▶ Stated exercise: Collect every line in the records below that contains the word "crystal".

======== Material shown

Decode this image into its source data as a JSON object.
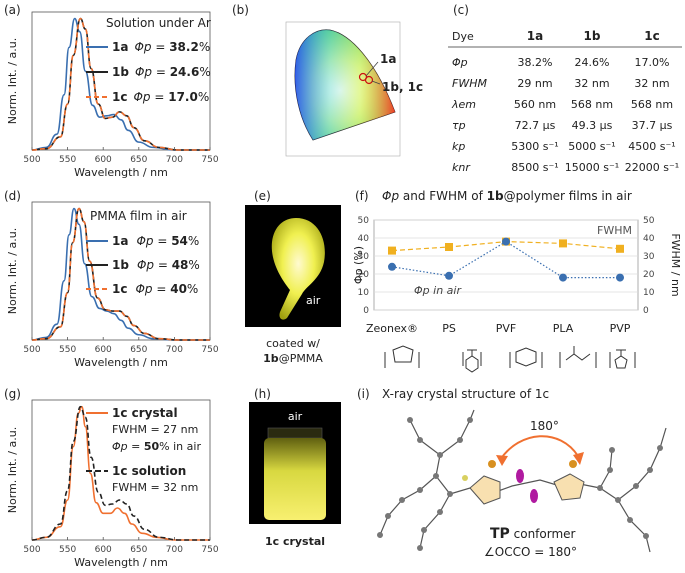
{
  "panels": {
    "a": {
      "label": "(a)",
      "title": "Solution under Ar",
      "xlabel": "Wavelength / nm",
      "ylabel": "Norm. Int. / a.u.",
      "xticks": [
        "500",
        "550",
        "600",
        "650",
        "700",
        "750"
      ],
      "legend": [
        {
          "dye": "1a",
          "phi": "Φp",
          "eq": " = ",
          "val": "38.2",
          "unit": "%"
        },
        {
          "dye": "1b",
          "phi": "Φp",
          "eq": " = ",
          "val": "24.6",
          "unit": "%"
        },
        {
          "dye": "1c",
          "phi": "Φp",
          "eq": " = ",
          "val": "17.0",
          "unit": "%"
        }
      ]
    },
    "b": {
      "label": "(b)",
      "ann1": "1a",
      "ann2": "1b, 1c"
    },
    "c": {
      "label": "(c)",
      "header": [
        "Dye",
        "1a",
        "1b",
        "1c"
      ],
      "rows": [
        {
          "name": "Φp",
          "v": [
            "38.2%",
            "24.6%",
            "17.0%"
          ]
        },
        {
          "name": "FWHM",
          "v": [
            "29 nm",
            "32 nm",
            "32 nm"
          ]
        },
        {
          "name": "λem",
          "v": [
            "560 nm",
            "568 nm",
            "568 nm"
          ]
        },
        {
          "name": "τp",
          "v": [
            "72.7 μs",
            "49.3 μs",
            "37.7 μs"
          ]
        },
        {
          "name": "kp",
          "v": [
            "5300 s⁻¹",
            "5000 s⁻¹",
            "4500 s⁻¹"
          ]
        },
        {
          "name": "knr",
          "v": [
            "8500 s⁻¹",
            "15000 s⁻¹",
            "22000 s⁻¹"
          ]
        }
      ]
    },
    "d": {
      "label": "(d)",
      "title": "PMMA film in air",
      "xlabel": "Wavelength / nm",
      "ylabel": "Norm. Int. / a.u.",
      "xticks": [
        "500",
        "550",
        "600",
        "650",
        "700",
        "750"
      ],
      "legend": [
        {
          "dye": "1a",
          "val": "54"
        },
        {
          "dye": "1b",
          "val": "48"
        },
        {
          "dye": "1c",
          "val": "40"
        }
      ]
    },
    "e": {
      "label": "(e)",
      "air": "air",
      "cap1": "coated w/",
      "cap2a": "1b",
      "cap2b": "@PMMA"
    },
    "f": {
      "label": "(f)",
      "title_a": "Φp",
      "title_b": " and FWHM of ",
      "title_c": "1b",
      "title_d": "@polymer films in air",
      "ylabel_left": "Φp (%)",
      "ylabel_right": "FWHM / nm",
      "yticks": [
        "0",
        "10",
        "20",
        "30",
        "40",
        "50"
      ],
      "fwhm_label": "FWHM",
      "phi_label": "Φp in air",
      "categories": [
        "Zeonex®",
        "PS",
        "PVF",
        "PLA",
        "PVP"
      ]
    },
    "g": {
      "label": "(g)",
      "xlabel": "Wavelength / nm",
      "ylabel": "Norm. Int. / a.u.",
      "xticks": [
        "500",
        "550",
        "600",
        "650",
        "700",
        "750"
      ],
      "l1": "1c crystal",
      "l2": "FWHM = 27 nm",
      "l3a": "Φp",
      "l3b": " = ",
      "l3c": "50",
      "l3d": "% in air",
      "l4": "1c solution",
      "l5": "FWHM = 32 nm"
    },
    "h": {
      "label": "(h)",
      "air": "air",
      "cap": "1c crystal"
    },
    "i": {
      "label": "(i)",
      "title": "X-ray crystal structure of 1c",
      "angle": "180°",
      "tp": "TP",
      "conformer": " conformer",
      "occo": "∠OCCO = 180°"
    }
  },
  "chart_data": [
    {
      "type": "line",
      "panel": "a",
      "title": "Solution under Ar",
      "xlabel": "Wavelength / nm",
      "ylabel": "Norm. Int. / a.u.",
      "xlim": [
        500,
        750
      ],
      "ylim": [
        0,
        1.05
      ],
      "series": [
        {
          "name": "1a",
          "color": "#3a6fb0",
          "x": [
            500,
            520,
            535,
            545,
            552,
            560,
            567,
            575,
            585,
            595,
            605,
            615,
            625,
            635,
            650,
            670,
            700,
            750
          ],
          "y": [
            0,
            0.02,
            0.12,
            0.42,
            0.78,
            1.0,
            0.9,
            0.6,
            0.34,
            0.25,
            0.26,
            0.27,
            0.23,
            0.15,
            0.06,
            0.02,
            0,
            0
          ]
        },
        {
          "name": "1b",
          "color": "#222222",
          "x": [
            500,
            520,
            540,
            550,
            558,
            568,
            575,
            583,
            593,
            603,
            613,
            623,
            633,
            643,
            658,
            678,
            705,
            750
          ],
          "y": [
            0,
            0.01,
            0.1,
            0.35,
            0.72,
            1.0,
            0.92,
            0.62,
            0.35,
            0.24,
            0.25,
            0.29,
            0.26,
            0.17,
            0.07,
            0.02,
            0,
            0
          ]
        },
        {
          "name": "1c",
          "color": "#f07030",
          "x": [
            500,
            520,
            540,
            550,
            558,
            568,
            575,
            583,
            593,
            603,
            613,
            623,
            633,
            643,
            658,
            678,
            705,
            750
          ],
          "y": [
            0,
            0.01,
            0.1,
            0.35,
            0.72,
            1.0,
            0.92,
            0.62,
            0.35,
            0.24,
            0.25,
            0.29,
            0.26,
            0.17,
            0.07,
            0.02,
            0,
            0
          ]
        }
      ]
    },
    {
      "type": "line",
      "panel": "d",
      "title": "PMMA film in air",
      "xlabel": "Wavelength / nm",
      "ylabel": "Norm. Int. / a.u.",
      "xlim": [
        500,
        750
      ],
      "ylim": [
        0,
        1.05
      ],
      "series": [
        {
          "name": "1a",
          "color": "#3a6fb0",
          "x": [
            500,
            520,
            535,
            545,
            552,
            559,
            566,
            574,
            584,
            595,
            605,
            615,
            625,
            635,
            650,
            670,
            700,
            750
          ],
          "y": [
            0,
            0.02,
            0.12,
            0.45,
            0.8,
            1.0,
            0.88,
            0.58,
            0.33,
            0.24,
            0.22,
            0.2,
            0.15,
            0.09,
            0.04,
            0.01,
            0,
            0
          ]
        },
        {
          "name": "1b",
          "color": "#222222",
          "x": [
            500,
            520,
            540,
            550,
            557,
            566,
            573,
            581,
            592,
            603,
            613,
            623,
            633,
            643,
            658,
            678,
            705,
            750
          ],
          "y": [
            0,
            0.01,
            0.1,
            0.36,
            0.74,
            1.0,
            0.9,
            0.6,
            0.32,
            0.23,
            0.22,
            0.22,
            0.18,
            0.11,
            0.05,
            0.01,
            0,
            0
          ]
        },
        {
          "name": "1c",
          "color": "#f07030",
          "x": [
            500,
            520,
            540,
            550,
            557,
            566,
            573,
            581,
            592,
            603,
            613,
            623,
            633,
            643,
            658,
            678,
            705,
            750
          ],
          "y": [
            0,
            0.01,
            0.1,
            0.36,
            0.74,
            1.0,
            0.9,
            0.6,
            0.32,
            0.23,
            0.22,
            0.22,
            0.18,
            0.11,
            0.05,
            0.01,
            0,
            0
          ]
        }
      ]
    },
    {
      "type": "line",
      "panel": "g",
      "xlabel": "Wavelength / nm",
      "ylabel": "Norm. Int. / a.u.",
      "xlim": [
        500,
        750
      ],
      "ylim": [
        0,
        1.05
      ],
      "series": [
        {
          "name": "1c crystal",
          "color": "#f07030",
          "x": [
            500,
            520,
            540,
            550,
            558,
            565,
            570,
            575,
            582,
            590,
            600,
            610,
            620,
            630,
            640,
            655,
            675,
            700,
            750
          ],
          "y": [
            0,
            0.02,
            0.1,
            0.3,
            0.7,
            0.95,
            1.0,
            0.85,
            0.5,
            0.28,
            0.2,
            0.2,
            0.24,
            0.2,
            0.12,
            0.05,
            0.02,
            0,
            0
          ]
        },
        {
          "name": "1c solution",
          "color": "#222222",
          "x": [
            500,
            520,
            540,
            550,
            558,
            568,
            575,
            583,
            593,
            603,
            613,
            623,
            633,
            643,
            658,
            678,
            705,
            750
          ],
          "y": [
            0,
            0.02,
            0.12,
            0.37,
            0.74,
            1.0,
            0.92,
            0.62,
            0.36,
            0.26,
            0.27,
            0.3,
            0.27,
            0.18,
            0.08,
            0.02,
            0,
            0
          ]
        }
      ]
    },
    {
      "type": "line",
      "panel": "f",
      "categories": [
        "Zeonex®",
        "PS",
        "PVF",
        "PLA",
        "PVP"
      ],
      "ylim": [
        0,
        50
      ],
      "series": [
        {
          "name": "FWHM",
          "color": "#f0b020",
          "values": [
            33,
            35,
            38,
            37,
            34
          ]
        },
        {
          "name": "Φp in air",
          "color": "#3a6fb0",
          "values": [
            24,
            19,
            38,
            18,
            18
          ]
        }
      ]
    }
  ]
}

================

▶ Completed task:
      "l1": "1c crystal",
      "cap": "1c crystal"
      "title": "X-ray crystal structure of 1c",
          "name": "1c crystal",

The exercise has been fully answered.